** START **

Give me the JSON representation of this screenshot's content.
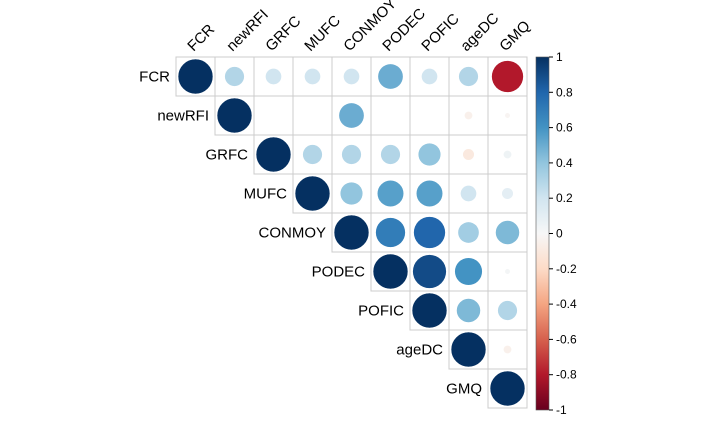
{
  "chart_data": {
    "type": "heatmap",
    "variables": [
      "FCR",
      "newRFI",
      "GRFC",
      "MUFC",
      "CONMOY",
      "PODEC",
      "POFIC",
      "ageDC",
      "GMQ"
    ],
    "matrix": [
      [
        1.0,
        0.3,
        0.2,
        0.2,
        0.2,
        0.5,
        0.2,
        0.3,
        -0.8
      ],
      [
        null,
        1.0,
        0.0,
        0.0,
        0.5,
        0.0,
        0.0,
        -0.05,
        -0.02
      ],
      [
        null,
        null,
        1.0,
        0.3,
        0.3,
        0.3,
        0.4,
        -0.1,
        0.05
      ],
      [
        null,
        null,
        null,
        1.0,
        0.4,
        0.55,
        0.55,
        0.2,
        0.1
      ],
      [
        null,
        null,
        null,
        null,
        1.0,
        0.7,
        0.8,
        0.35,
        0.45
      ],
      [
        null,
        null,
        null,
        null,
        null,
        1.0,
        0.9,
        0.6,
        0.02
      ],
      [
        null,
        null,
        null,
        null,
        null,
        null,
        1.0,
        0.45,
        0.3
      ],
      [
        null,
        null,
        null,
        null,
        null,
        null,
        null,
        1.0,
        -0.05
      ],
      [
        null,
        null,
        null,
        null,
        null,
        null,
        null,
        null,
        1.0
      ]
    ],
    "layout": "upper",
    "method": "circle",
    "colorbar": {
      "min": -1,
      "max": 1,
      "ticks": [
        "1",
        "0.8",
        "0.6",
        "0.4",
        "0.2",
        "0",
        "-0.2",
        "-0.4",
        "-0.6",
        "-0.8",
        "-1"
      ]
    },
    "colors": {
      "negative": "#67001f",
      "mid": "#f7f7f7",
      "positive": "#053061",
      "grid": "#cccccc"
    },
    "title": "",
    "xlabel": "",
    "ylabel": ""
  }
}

** END **
** START **

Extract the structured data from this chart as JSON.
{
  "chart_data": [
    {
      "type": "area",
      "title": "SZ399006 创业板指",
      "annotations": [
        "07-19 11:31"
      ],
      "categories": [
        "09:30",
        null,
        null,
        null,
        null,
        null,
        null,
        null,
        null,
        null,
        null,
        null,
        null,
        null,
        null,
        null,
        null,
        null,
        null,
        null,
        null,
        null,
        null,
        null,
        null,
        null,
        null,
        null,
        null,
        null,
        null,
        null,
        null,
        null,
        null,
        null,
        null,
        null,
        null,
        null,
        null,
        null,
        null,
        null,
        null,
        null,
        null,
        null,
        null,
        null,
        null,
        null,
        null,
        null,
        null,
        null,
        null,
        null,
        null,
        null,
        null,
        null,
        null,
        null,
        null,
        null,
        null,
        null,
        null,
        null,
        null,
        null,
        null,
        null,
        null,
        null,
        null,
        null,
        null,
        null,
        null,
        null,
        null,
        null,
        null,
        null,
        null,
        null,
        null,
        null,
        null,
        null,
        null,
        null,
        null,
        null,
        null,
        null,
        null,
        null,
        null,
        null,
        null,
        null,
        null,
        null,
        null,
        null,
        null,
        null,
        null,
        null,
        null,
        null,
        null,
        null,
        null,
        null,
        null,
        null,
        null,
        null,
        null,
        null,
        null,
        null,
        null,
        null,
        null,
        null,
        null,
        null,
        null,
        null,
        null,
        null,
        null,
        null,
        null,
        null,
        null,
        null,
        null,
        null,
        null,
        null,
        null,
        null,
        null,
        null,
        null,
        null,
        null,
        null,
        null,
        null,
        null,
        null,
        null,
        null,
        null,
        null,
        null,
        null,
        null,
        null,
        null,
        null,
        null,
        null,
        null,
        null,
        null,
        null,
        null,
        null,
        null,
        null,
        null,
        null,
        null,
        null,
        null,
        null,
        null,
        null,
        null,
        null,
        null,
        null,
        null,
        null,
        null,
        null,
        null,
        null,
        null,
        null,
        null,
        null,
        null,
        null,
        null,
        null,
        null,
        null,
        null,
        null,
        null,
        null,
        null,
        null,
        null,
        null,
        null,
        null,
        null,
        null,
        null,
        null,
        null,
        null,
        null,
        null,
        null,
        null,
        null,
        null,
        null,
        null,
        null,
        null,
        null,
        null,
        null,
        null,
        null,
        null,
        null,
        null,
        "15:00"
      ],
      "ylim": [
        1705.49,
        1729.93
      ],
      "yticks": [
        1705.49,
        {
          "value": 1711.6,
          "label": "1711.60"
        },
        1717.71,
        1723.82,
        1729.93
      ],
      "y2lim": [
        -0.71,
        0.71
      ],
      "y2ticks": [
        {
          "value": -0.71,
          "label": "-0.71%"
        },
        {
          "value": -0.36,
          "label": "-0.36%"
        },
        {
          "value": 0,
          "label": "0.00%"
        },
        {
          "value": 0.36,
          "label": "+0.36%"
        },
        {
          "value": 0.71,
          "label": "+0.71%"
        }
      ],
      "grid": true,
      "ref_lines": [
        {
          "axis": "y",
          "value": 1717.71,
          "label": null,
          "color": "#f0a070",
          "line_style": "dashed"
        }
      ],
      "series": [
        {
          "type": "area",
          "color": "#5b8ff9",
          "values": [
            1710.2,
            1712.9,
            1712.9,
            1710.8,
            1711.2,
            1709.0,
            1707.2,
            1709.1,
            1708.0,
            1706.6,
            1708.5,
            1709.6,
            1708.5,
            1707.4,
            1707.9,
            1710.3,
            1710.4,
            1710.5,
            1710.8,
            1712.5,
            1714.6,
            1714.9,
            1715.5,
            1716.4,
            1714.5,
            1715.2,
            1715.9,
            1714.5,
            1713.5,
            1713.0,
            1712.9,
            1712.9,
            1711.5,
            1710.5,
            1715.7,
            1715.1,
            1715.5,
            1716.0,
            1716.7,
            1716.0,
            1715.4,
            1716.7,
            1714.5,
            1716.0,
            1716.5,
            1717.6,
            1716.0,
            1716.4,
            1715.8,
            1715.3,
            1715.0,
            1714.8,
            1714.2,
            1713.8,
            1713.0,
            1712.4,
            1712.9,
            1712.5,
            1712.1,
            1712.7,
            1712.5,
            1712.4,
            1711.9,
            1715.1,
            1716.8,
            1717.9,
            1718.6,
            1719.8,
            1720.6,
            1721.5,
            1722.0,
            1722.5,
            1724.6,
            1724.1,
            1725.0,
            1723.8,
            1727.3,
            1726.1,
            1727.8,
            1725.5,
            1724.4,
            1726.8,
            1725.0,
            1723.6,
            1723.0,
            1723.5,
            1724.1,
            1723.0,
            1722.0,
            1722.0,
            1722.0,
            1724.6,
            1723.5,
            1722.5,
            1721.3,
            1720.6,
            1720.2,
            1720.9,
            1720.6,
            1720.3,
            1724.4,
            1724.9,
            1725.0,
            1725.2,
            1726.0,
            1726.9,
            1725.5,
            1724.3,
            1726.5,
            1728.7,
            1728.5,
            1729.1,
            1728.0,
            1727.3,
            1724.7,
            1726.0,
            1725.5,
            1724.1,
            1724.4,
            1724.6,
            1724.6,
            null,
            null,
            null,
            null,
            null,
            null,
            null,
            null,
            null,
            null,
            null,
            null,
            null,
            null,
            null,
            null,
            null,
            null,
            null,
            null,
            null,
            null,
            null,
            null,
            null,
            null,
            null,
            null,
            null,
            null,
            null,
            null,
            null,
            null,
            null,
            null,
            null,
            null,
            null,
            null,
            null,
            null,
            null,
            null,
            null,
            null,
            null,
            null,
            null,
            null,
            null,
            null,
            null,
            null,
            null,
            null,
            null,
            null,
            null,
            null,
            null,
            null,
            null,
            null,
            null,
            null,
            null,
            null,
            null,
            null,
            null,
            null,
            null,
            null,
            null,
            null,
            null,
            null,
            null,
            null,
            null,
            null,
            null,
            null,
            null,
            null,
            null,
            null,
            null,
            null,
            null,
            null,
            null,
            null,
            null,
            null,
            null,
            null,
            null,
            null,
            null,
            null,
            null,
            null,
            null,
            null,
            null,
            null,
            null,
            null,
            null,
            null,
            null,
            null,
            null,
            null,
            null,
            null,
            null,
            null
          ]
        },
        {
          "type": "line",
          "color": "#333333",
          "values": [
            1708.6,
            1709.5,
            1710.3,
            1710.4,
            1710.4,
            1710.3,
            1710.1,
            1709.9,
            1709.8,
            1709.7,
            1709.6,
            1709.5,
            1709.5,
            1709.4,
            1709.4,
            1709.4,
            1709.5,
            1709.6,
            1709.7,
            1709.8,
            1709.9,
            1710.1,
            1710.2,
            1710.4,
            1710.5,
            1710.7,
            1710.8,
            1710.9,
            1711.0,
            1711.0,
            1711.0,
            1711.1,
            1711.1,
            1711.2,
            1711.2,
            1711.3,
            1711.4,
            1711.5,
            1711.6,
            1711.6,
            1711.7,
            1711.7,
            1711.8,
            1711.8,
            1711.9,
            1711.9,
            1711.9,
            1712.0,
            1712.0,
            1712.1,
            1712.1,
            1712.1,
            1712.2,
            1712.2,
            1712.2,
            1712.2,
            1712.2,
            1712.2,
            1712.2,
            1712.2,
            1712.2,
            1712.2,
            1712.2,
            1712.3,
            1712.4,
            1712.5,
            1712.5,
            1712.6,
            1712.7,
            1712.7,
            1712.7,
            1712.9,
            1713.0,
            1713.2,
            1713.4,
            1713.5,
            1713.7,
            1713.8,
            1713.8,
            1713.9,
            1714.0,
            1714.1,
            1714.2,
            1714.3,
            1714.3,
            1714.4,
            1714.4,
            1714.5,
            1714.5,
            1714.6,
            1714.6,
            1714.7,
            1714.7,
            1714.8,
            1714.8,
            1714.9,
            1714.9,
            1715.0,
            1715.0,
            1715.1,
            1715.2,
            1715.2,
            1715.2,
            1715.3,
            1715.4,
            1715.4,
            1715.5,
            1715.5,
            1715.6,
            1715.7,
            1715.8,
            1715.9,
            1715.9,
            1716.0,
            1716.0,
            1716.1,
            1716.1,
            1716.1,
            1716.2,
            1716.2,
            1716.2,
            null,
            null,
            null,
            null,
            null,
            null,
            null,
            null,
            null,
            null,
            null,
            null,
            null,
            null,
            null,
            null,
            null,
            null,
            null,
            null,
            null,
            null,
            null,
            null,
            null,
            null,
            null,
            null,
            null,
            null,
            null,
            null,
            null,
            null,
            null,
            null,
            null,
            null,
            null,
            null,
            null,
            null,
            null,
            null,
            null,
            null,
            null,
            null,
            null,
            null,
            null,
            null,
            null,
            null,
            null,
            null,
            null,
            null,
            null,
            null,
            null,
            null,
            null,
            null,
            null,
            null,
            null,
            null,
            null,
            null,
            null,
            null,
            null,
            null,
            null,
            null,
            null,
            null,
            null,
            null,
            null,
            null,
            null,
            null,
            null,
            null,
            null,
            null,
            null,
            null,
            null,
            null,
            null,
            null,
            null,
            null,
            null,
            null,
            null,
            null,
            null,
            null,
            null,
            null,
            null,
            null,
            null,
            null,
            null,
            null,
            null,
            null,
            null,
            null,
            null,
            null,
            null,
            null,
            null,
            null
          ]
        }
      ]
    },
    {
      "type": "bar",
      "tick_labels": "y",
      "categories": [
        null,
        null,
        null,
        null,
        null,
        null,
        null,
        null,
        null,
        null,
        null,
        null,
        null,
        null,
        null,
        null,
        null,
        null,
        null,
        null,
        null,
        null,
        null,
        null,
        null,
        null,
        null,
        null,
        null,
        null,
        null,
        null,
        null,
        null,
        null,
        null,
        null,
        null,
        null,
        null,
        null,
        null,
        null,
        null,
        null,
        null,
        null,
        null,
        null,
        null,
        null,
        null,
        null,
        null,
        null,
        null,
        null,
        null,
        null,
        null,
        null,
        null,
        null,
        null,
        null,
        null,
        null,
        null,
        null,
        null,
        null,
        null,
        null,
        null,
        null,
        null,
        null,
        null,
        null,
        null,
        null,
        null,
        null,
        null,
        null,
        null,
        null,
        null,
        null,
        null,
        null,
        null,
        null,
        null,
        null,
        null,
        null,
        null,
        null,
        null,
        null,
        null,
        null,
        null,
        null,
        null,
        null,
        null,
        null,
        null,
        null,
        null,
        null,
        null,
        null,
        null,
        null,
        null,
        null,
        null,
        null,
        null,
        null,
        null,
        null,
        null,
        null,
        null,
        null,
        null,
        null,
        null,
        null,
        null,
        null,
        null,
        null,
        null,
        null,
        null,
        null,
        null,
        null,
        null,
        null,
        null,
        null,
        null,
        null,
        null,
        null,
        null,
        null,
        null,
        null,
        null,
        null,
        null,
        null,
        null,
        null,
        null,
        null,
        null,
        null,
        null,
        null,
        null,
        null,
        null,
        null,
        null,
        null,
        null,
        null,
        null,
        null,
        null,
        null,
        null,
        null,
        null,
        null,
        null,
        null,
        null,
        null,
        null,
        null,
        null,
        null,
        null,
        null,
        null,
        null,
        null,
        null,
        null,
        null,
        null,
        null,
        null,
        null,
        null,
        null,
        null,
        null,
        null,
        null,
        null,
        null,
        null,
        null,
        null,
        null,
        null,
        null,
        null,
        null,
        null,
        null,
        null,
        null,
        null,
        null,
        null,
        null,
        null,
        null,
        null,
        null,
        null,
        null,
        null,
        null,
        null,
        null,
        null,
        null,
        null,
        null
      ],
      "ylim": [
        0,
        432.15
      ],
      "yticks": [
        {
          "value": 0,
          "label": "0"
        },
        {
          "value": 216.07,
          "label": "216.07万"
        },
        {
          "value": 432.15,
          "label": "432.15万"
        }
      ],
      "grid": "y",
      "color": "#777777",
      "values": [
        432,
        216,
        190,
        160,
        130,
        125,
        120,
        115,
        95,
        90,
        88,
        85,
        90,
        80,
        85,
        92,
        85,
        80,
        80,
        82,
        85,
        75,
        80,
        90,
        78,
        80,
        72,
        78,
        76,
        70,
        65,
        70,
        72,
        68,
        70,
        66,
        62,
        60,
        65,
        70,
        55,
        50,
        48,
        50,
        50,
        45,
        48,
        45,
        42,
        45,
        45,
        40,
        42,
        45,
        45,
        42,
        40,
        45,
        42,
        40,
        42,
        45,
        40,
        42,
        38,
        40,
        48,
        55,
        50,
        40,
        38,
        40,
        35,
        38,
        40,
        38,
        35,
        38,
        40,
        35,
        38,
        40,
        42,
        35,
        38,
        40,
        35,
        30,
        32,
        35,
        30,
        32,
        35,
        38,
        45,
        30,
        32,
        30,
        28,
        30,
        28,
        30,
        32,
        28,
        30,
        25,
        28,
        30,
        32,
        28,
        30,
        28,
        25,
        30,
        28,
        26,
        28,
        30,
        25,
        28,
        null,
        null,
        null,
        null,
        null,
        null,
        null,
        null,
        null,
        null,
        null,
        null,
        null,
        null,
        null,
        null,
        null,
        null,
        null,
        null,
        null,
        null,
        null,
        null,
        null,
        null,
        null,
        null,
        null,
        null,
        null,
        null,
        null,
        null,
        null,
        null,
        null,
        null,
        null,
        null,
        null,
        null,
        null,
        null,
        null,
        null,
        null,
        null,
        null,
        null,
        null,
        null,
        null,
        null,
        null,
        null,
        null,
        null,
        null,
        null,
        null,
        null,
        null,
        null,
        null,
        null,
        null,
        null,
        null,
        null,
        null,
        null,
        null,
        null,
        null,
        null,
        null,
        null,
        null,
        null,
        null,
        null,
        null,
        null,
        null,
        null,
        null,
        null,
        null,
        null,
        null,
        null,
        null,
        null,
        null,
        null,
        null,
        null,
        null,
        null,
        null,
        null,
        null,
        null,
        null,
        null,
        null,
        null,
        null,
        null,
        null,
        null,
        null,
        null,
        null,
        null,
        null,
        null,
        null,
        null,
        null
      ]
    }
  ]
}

** END **
** START **

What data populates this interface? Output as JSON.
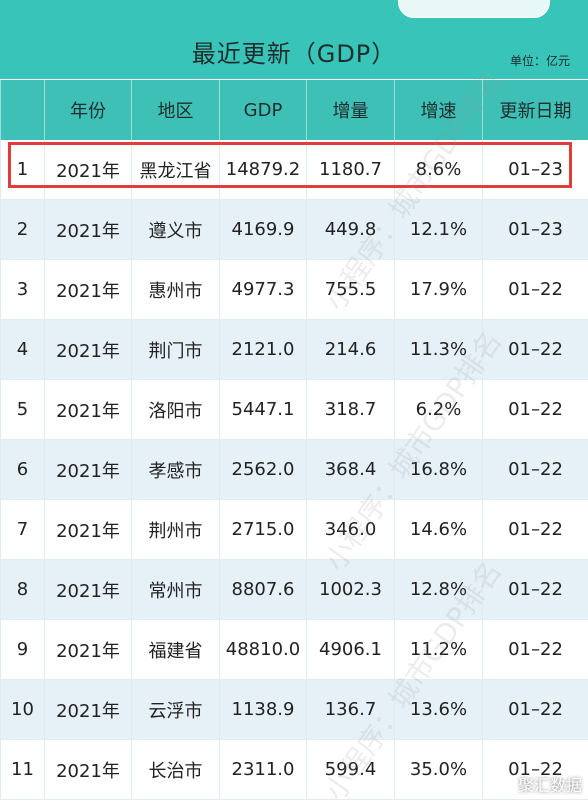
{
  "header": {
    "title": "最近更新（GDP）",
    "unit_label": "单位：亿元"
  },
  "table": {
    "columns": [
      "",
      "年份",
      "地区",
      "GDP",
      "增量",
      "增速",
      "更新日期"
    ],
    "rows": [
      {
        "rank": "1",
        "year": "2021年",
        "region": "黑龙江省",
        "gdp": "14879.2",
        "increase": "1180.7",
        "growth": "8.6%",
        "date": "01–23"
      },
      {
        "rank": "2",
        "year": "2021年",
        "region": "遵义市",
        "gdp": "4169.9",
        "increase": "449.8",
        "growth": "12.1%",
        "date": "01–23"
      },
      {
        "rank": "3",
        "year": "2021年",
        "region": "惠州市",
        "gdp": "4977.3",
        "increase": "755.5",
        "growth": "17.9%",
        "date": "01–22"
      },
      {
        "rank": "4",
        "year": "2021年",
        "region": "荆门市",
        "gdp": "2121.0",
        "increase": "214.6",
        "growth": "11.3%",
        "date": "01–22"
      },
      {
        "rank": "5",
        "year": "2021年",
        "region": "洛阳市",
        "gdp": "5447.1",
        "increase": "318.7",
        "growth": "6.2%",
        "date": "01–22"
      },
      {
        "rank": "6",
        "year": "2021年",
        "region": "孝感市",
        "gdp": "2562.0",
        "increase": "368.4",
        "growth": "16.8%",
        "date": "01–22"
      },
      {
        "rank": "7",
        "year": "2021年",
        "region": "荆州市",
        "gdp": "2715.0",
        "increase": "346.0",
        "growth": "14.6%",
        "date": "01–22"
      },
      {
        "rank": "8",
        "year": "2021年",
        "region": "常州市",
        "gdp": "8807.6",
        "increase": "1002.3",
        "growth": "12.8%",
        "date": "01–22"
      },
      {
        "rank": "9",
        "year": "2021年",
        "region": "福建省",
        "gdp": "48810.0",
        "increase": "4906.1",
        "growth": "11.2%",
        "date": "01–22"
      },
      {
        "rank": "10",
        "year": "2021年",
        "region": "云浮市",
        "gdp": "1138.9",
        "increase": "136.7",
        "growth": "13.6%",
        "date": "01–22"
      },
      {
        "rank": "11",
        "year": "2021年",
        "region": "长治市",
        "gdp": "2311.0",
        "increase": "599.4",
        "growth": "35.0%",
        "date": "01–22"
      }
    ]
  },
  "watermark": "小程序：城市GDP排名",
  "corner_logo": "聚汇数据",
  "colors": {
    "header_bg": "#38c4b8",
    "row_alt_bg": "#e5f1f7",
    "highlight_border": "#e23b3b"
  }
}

** END **

> _Problem details_:
How many of the lines above include the word "JSON"? Respond with the number alone.

> _Task response_:
3